++++ Given passage

Writer’s Block Is Not Terminal

Writer's Block

Writer’s Block is not terminal although it certainly does feel that way when you are in the middle of  one.   Deemphasizing the block and increasing your awareness of when you are in an optimal writing zone is key to unlocking your block.  If you haven’t been in a successful writing zone for a while, consider one or more of the following:

Extreme Makeover: Create an environment that will signal clearly you are in a “Writing Construction Zone.”  This may include a special room or location in your home, a reserved room in the library or someplace else, special music, or wearing a favorite shirt, etc.   Author Maya Angelou accomplishes this by renting a hotel room for a day. She carries a writer’s tool box with her that includes things like her favorite glass of sherry , Roget’s Thesaurus and The Bible.  She creates an environment that signals to her, it’s time to get serious about writing.  You cannot copy an environment.  Rather, it’s important to create your own and know what gets you going.

Block off time on your calendar for writing.  Similar to exercising, muscles are developed as a result of consistency in your habits.  It is hard to stick to a haphazard schedule and getting back on track after slacking off for any period of time is tough. Writing is very similar.  It is a muscle that has to be developed.  Try to stick as close as you can to a fixed writing schedule and play it towards your strengths.  For ex. I prefer writing in the mornings and also create mini deadlines because the pressure of a fixed timeline fits with my working style and keeps me on task.

Just write. Write about things that you are passionate about to get your juices flowing.   We far too often get stuck because we allow our mind to fast forward in advance.  We are afraid of the end product before the first word is penned.   We worry that it will not turn out perfectly or we are overly analytical questioning which direction to take the piece or a character.  Just write.    It may not turn out perfectly but you can’t improve anything if it isn’t written down.

++++++++

## Task
Answer these questions about the writer's block text:
(a) What does Maya Angelou rent to create her writing environment?
(b) At what time of day does the writer prefer to write?
(c) What are we afraid of before the first word is penned?

++++ Entries shown

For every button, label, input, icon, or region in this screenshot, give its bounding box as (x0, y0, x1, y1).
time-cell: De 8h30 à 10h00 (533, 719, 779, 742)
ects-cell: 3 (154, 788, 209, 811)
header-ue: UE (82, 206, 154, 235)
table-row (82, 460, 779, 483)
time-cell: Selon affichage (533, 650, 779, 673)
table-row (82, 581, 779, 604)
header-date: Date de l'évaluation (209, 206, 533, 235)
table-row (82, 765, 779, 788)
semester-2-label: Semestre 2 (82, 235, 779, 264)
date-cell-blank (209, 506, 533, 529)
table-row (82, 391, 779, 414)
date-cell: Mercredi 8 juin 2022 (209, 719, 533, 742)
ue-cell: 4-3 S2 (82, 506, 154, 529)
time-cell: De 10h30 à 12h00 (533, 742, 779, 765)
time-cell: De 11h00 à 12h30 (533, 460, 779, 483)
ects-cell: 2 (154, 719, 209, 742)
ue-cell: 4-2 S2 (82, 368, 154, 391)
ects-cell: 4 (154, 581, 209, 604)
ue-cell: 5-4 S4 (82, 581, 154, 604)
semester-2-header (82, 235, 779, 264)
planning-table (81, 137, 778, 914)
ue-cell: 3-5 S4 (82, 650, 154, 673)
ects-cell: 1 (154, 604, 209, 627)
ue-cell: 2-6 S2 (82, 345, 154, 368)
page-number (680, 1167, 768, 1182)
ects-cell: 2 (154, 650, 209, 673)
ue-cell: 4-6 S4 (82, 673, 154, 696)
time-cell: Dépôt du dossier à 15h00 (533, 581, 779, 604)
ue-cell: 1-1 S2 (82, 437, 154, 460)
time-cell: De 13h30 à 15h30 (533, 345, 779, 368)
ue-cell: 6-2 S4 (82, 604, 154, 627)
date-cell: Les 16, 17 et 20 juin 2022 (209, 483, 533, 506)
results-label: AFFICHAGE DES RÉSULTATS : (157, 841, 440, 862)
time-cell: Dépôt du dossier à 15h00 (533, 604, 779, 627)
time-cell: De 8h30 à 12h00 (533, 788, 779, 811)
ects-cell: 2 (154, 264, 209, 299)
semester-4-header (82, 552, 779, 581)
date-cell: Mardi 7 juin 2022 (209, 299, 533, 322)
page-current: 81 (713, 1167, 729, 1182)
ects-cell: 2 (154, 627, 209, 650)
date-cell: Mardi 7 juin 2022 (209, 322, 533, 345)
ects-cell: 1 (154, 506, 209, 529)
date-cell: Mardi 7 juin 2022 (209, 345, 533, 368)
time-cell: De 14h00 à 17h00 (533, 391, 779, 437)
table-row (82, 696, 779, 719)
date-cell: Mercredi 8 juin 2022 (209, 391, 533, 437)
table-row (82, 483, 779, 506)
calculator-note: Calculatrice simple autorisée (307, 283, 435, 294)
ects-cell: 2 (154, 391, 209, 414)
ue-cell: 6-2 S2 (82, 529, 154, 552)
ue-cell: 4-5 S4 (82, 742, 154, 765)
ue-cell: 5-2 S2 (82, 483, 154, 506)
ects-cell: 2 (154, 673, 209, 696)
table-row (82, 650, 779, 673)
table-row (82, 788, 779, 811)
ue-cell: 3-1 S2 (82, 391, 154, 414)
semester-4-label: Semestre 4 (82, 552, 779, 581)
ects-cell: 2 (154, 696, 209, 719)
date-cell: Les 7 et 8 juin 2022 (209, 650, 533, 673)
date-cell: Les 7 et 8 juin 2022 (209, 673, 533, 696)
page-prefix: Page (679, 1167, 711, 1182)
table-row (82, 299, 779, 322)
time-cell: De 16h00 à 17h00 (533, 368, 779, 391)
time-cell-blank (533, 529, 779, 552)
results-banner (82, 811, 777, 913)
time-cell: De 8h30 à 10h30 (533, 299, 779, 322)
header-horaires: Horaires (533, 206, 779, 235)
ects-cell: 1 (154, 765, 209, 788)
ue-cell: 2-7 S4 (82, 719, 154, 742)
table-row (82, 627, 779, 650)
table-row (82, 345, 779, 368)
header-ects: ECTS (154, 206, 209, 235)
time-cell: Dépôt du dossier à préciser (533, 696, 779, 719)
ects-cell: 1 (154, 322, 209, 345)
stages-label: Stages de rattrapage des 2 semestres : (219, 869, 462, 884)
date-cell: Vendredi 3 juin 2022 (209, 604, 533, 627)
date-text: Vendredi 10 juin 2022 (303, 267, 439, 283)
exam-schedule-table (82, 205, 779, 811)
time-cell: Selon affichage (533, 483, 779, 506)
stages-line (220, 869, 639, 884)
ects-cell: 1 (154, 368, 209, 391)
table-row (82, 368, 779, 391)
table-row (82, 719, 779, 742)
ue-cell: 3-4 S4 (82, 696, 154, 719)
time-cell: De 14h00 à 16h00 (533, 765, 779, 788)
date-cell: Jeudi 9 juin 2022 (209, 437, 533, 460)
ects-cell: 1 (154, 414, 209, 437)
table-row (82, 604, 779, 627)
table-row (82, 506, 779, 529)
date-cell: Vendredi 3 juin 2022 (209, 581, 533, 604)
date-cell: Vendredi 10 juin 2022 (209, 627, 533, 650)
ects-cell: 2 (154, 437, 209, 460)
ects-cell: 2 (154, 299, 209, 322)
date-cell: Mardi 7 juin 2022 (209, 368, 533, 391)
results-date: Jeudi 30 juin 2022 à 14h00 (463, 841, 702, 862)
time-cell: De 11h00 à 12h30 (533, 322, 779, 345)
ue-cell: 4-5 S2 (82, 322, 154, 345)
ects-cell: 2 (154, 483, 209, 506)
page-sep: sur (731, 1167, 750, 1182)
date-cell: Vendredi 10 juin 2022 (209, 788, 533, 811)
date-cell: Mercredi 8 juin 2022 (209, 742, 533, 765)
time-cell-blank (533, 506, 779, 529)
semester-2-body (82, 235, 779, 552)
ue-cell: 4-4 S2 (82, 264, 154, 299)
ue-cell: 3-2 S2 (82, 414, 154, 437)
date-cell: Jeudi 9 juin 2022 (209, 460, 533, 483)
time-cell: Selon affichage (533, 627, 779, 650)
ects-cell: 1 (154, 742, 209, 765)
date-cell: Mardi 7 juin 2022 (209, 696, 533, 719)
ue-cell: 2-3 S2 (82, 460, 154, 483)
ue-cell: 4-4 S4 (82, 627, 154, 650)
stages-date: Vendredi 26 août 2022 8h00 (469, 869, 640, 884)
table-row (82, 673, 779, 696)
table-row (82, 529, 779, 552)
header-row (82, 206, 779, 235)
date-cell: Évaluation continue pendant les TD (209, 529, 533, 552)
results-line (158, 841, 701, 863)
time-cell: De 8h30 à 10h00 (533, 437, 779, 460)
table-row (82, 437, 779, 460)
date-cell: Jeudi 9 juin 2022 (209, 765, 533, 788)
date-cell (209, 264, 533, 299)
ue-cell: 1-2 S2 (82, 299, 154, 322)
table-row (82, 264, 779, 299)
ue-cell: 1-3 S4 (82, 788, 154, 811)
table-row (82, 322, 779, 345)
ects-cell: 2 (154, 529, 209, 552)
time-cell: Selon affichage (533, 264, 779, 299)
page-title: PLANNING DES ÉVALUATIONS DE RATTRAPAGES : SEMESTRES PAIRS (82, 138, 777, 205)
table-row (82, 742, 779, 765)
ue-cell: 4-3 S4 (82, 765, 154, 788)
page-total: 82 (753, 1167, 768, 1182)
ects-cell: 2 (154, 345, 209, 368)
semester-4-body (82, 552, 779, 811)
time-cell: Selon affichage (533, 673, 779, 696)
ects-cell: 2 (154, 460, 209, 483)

++++++++

## Exercise answer
(a) A hotel room for a day.
(b) In the mornings.
(c) The end product.